▶ _Exercise requirements_:
a. Using the essay on affirmative action and African American history, answer these:
(i) What percentage of kidnapped Africans does it say were abducted by Europeans, and what percentage were sold into slavery by some African chiefs?
(ii) At which university did President Lyndon B. Johnson deliver his commencement speech?
(iii) Under which president was affirmative action amended in 1972?
b. Repeat the essay on affirmative action word for word, from "From 1965-1972, after" up to and including "even white women.".
c. Carry on the essay about affirmative action and African American history, starting after its final sentence.

▶ _Given passage_:
=== Section Start ===

While driving my brother Wendell back and forth to the hospital at least three times weekly for nearly eight weeks, I observed “people of color” working on construction sites, but none were African Americans. In today’s world, a person of color could be anyone of non-European stock. Chicago City Hall keeps saying to the black communities that at least 30-40 percent of city-contracted construction workers are minorities.

Using the present terms “people of color” and “minority,” not a single African American could end up working on projects around Chicago. This blurring of affirmative action may seem to be a good thing to meet legal guidelines of minority hiring, but in reality in Chicago and nationwide, this practice has allowed us to postpone addressing the legacy of our country’s racist past and provides another example of why Black History Month is needed. Race matters. Every race should know its history.

African Americans, as a distinct ethnic variation in the African diaspora, were created by slavery. Millions of Africans wound up in America only because they were kidnapped to fill the needs of a slave economy. Around 80 percent of kidnapped Africans were abducted by Europeans and around 20 percent were sold into slavery by some African chiefs.

This process forged a new “people of color,” who became American by necessity, and included 12 generations of chattel slavery. For over 250 years, American culture dehumanized those it enslaved and, more inconspicuously, socialized generations of African Americans for enslavement. America’s economic reliance on slavery mandated a rigid and pitiless racial hierarchy.

A century of legal segregation and Jim Crow tactics that followed slavery’s abolition (1865 with the 13th amendment) did little to end African Americans’ social isolation or alter present cultured biases. A thorough examination of slavery history would help clarify how the past influences our present of African-American dissimilitude. Affirmative action is a compensatory program designed to begin that process. By blurring people of color into one mass, those complicated historical distinctions get lost.

A year after the signing of the Civil Rights Act of 1964, President Lyndon B. Johnson zeroed in on affirmative action focus when he delivered his famous commencement speech at historically black Howard University that laid the foundation for a more pro-active approach to equalizing opportunities for African Americans. He said, “You do not take a person, who for years, has been hobbled by chains and liberate him, bring him up to the starting line of a race, then say, you are free to compete with all the others, and still justly believe that you have been completely fair.”

From 1965-1972, after years of blatant policies of discrimination, judges and agencies realized that the only way to effectively provide equal opportunity for blacks was to consider race when necessary to eliminate segregation and exclusion. In 1972 under President Nixon, affirmative action was amended. Since many Americans lacked a perspective informed by blacks’ peculiar history, other groups had to be included to gain political support for the affirmative action law. Instead of a program that focused on the descendants of enslaved Africans, as originally designed, (it was not a program or policy geared towards discriminatory practice against whites) affirmative action now became a comprehensive attempt to offset discrimination against all “minorities,” a term so misleading it includes even white women.

=== Section End ===

▶ _Listed records_:
=== Section Start ===

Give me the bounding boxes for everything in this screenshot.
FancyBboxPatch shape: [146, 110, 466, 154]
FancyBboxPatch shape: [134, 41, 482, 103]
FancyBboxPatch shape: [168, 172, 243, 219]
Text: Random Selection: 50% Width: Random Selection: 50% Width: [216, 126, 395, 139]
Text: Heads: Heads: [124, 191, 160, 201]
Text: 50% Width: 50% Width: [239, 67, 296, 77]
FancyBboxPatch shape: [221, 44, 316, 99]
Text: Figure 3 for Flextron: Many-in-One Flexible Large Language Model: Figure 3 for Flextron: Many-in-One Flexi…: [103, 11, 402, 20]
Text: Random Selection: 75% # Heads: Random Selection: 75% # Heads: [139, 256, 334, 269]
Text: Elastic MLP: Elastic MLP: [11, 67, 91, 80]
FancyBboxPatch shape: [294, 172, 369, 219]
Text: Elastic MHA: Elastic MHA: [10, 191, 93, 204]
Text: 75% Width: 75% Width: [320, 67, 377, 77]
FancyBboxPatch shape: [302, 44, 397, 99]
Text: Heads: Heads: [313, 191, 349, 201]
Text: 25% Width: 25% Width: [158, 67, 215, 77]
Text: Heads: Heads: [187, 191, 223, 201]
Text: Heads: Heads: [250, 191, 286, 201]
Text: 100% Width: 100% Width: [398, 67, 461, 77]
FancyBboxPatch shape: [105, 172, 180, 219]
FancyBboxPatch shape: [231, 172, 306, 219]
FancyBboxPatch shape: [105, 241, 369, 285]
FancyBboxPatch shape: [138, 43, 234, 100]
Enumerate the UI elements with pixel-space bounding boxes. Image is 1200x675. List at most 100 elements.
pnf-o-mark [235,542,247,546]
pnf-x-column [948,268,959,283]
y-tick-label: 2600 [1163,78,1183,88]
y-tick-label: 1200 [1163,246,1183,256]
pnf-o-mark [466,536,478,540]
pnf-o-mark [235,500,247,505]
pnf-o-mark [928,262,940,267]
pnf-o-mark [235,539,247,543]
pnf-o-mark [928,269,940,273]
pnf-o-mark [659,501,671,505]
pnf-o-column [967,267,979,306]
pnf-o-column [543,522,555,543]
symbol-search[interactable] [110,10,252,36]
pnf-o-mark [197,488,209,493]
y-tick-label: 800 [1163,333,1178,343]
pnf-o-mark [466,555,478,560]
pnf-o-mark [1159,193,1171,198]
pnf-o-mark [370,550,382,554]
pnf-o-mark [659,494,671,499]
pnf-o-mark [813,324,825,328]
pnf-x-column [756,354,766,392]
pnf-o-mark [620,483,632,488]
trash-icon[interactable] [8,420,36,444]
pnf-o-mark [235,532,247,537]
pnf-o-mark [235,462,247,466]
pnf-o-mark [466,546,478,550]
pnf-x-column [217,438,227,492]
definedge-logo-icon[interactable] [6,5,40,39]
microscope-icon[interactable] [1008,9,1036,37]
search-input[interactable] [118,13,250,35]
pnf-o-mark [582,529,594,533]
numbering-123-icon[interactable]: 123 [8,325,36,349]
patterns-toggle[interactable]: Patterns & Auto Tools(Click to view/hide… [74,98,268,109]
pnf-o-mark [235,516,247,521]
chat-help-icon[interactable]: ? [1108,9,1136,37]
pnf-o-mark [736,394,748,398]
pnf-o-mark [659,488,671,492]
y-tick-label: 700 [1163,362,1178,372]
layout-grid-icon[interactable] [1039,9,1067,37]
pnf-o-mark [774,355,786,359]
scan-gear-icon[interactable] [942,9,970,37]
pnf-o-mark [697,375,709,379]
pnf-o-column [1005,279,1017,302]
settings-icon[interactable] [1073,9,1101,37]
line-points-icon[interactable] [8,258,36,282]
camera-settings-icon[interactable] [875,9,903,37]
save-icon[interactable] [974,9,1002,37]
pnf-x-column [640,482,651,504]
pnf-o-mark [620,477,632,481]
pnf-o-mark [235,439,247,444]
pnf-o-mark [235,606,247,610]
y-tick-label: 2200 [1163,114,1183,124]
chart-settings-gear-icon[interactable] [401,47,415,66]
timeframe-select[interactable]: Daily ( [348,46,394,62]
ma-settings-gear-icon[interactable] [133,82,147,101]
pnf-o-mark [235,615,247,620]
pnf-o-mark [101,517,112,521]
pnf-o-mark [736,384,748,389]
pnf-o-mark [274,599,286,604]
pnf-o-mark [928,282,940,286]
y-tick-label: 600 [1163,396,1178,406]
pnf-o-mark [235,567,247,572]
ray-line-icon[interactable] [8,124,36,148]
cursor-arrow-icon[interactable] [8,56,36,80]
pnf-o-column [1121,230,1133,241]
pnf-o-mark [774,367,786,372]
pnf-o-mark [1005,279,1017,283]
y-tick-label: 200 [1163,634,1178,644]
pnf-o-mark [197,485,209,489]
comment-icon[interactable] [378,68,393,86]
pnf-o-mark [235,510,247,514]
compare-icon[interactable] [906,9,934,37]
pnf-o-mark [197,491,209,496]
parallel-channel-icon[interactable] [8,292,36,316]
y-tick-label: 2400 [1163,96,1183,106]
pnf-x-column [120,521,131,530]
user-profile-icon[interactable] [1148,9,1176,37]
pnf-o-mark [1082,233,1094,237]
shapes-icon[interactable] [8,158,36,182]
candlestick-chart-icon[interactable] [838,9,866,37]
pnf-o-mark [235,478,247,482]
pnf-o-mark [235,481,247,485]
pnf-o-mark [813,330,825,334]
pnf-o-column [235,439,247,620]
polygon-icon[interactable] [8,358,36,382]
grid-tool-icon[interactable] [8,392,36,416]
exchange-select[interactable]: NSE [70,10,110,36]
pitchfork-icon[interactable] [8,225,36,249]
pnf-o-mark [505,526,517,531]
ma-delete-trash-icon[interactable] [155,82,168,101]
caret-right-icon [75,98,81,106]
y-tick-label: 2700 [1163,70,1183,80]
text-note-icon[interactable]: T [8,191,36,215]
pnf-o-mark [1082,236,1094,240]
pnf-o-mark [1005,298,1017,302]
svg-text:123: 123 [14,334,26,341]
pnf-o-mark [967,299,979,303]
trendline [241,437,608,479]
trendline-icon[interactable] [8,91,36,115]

=== Section End ===

▶ _Written answers_:
a.
(i) Around 80 percent were abducted by Europeans, and around 20 percent were sold into slavery by some African chiefs.
(ii) Howard University.
(iii) President Nixon.

b.
From 1965-1972, after years of blatant policies of discrimination, judges and agencies realized that the only way to effectively provide equal opportunity for blacks was to consider race when necessary to eliminate segregation and exclusion. In 1972 under President Nixon, affirmative action was amended. Since many Americans lacked a perspective informed by blacks’ peculiar history, other groups had to be included to gain political support for the affirmative action law. Instead of a program that focused on the descendants of enslaved Africans, as originally designed, (it was not a program or policy geared towards discriminatory practice against whites) affirmative action now became a comprehensive attempt to offset discrimination against all “minorities,” a term so misleading it includes even white women.

c.
The original rationale for affirmative action, as stated earlier, was much narrower, and it was justified by African Americans’ unique peculiar institution of slavery history.

Black History Month is an outgrowth of Negro History Week, established by Black historian Carter G. Woodson in 1926. At first he chose January because the 13th Amendment, freeing the African slaves, had been signed in January 1865. Woodson finally designed the second week in February to mark the birthdays of both Frederick Douglass and Abraham Lincoln. The week was expanded to a month in 1976. It was part of the nation’s bicentennial commemoration. The historical intent was to feature the racial aspects of American common history. Some blacks and mainly white critics argue that sanctioning a racially distinct observation moves Americans away from a common history. But common history has always excluded black Americans’ true history. Most black Americans I have been around over the last 60 years feel the monthly observation has symbolic importance, even if it has little practical application. Other critics contend Black History Month is irrelevant because it has degenerated into a shallow ritual. But that problem is one of execution not design. If treated seriously, the monthly observation could trigger more concern for the accuracy of our traditional public school curricula. Knowledge of black history is essential to understanding our country’s true character.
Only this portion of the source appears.